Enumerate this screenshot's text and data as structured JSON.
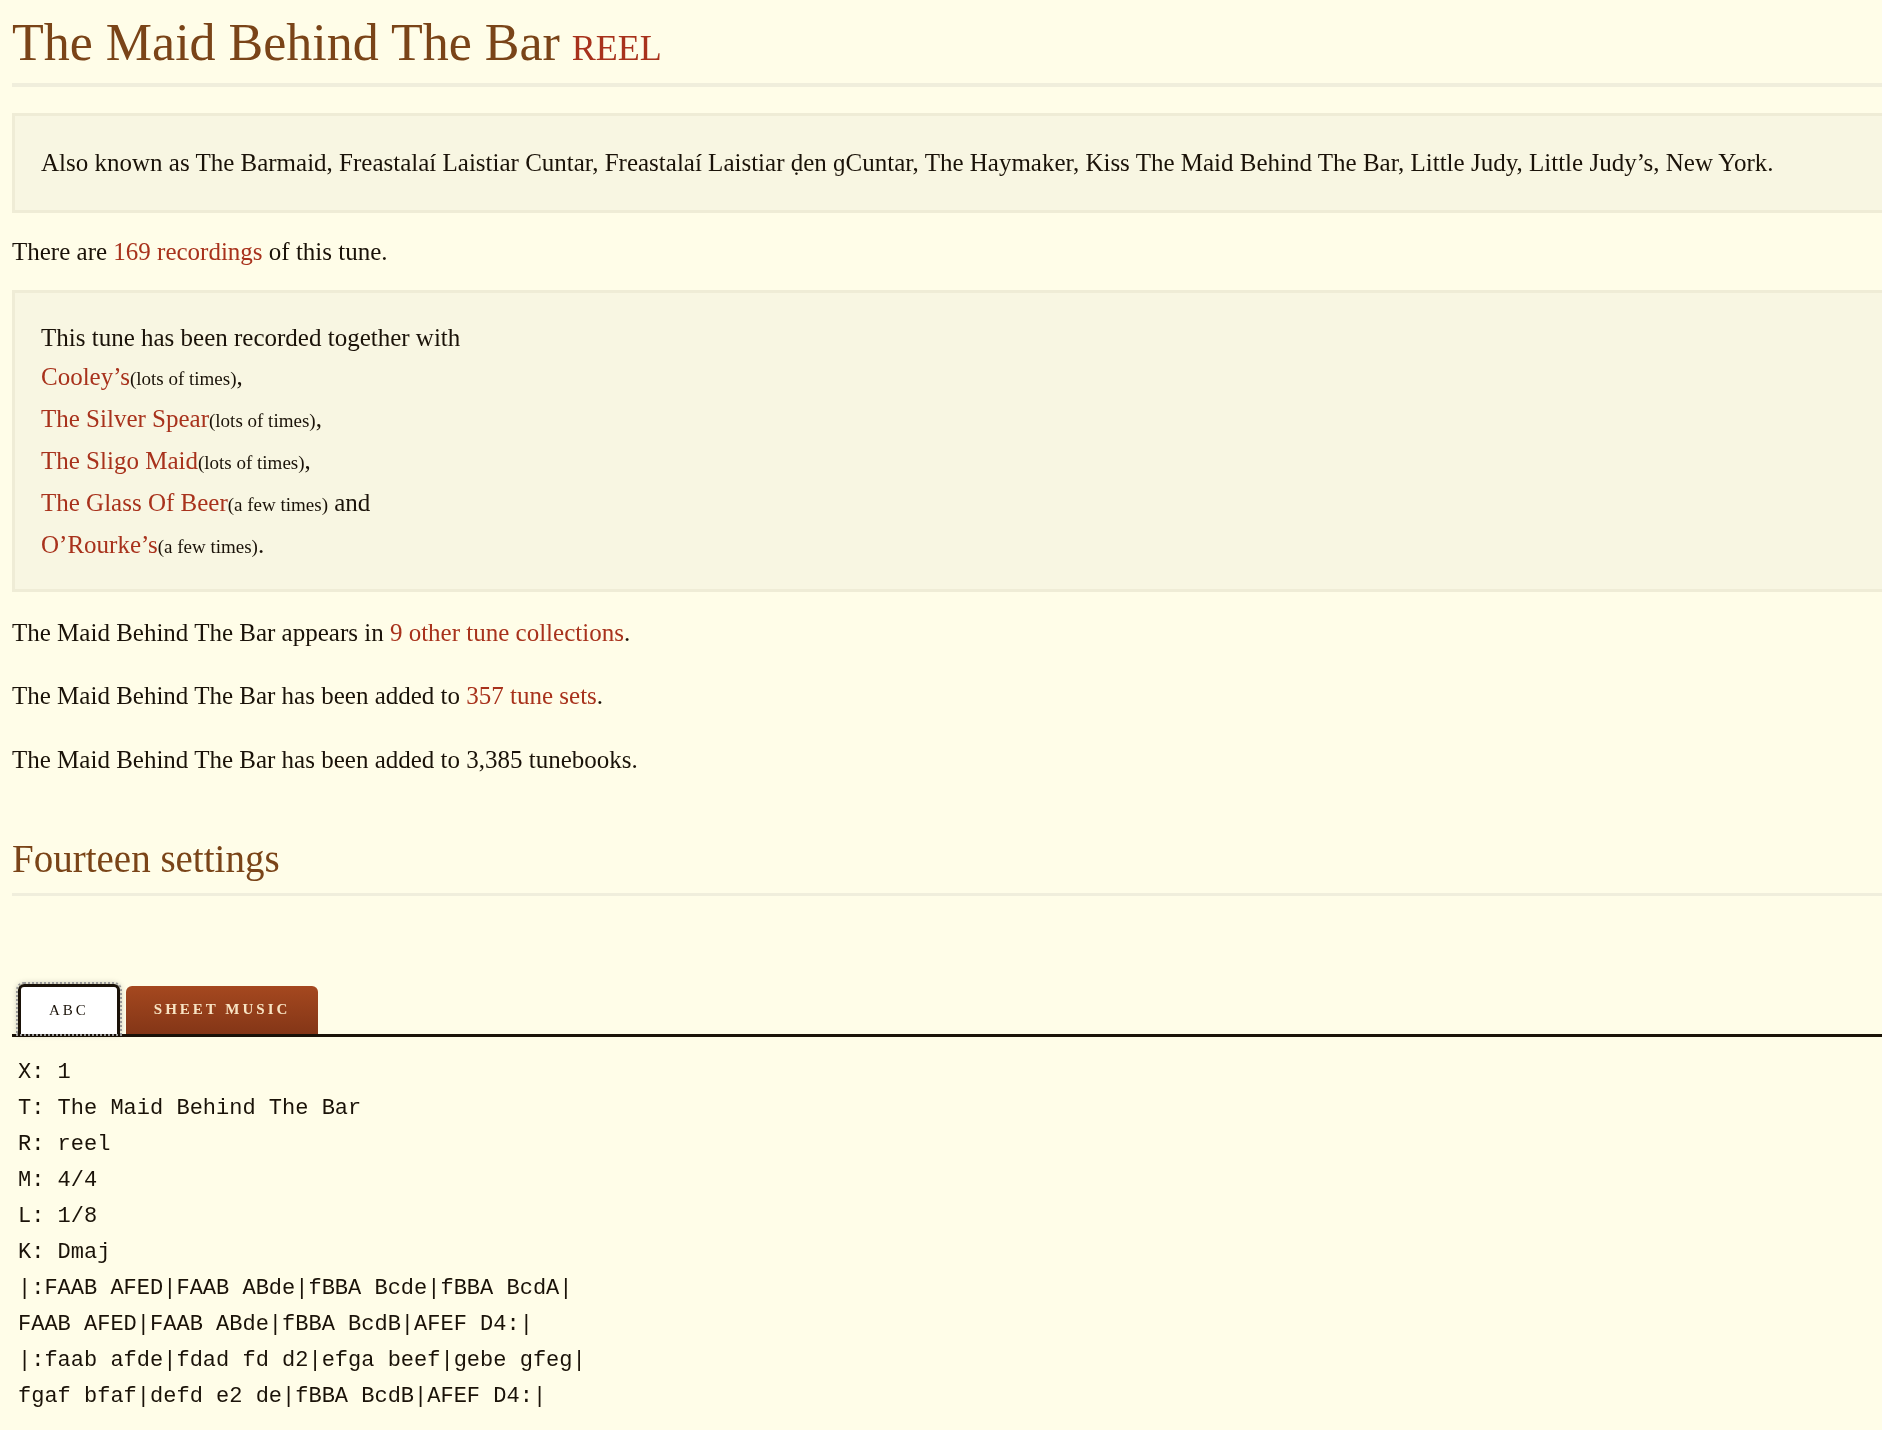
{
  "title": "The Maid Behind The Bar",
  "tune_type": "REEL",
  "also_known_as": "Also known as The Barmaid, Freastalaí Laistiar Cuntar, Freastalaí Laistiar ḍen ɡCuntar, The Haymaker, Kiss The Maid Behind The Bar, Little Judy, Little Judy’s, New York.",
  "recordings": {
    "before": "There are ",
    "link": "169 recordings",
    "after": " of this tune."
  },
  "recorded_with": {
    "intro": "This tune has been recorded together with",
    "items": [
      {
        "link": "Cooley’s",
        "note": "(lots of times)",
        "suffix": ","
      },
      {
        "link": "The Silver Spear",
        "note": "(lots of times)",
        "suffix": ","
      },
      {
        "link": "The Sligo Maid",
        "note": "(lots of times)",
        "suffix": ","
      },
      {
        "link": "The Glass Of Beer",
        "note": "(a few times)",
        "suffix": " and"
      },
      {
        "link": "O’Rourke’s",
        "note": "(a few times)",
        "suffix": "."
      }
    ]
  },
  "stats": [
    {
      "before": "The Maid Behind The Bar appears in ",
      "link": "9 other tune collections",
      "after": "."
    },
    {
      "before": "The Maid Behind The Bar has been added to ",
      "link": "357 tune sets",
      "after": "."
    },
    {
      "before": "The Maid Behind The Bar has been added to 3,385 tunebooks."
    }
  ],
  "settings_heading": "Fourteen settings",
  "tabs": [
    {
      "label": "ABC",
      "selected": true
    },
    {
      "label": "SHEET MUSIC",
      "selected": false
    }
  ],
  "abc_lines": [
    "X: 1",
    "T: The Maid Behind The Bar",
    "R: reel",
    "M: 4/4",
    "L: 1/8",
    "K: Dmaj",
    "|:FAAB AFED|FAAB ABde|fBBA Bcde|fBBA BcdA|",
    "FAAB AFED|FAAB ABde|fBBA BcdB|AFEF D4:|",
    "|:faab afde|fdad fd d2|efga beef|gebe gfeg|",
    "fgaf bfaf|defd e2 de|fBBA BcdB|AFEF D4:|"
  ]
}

────────────────────

What is required: Which lines in the listing above hold the word "link"? Show each of them.

Finished answer:
    "link": "169 recordings",
        "link": "Cooley’s",
        "link": "The Silver Spear",
        "link": "The Sligo Maid",
        "link": "The Glass Of Beer",
        "link": "O’Rourke’s",
      "link": "9 other tune collections",
      "link": "357 tune sets",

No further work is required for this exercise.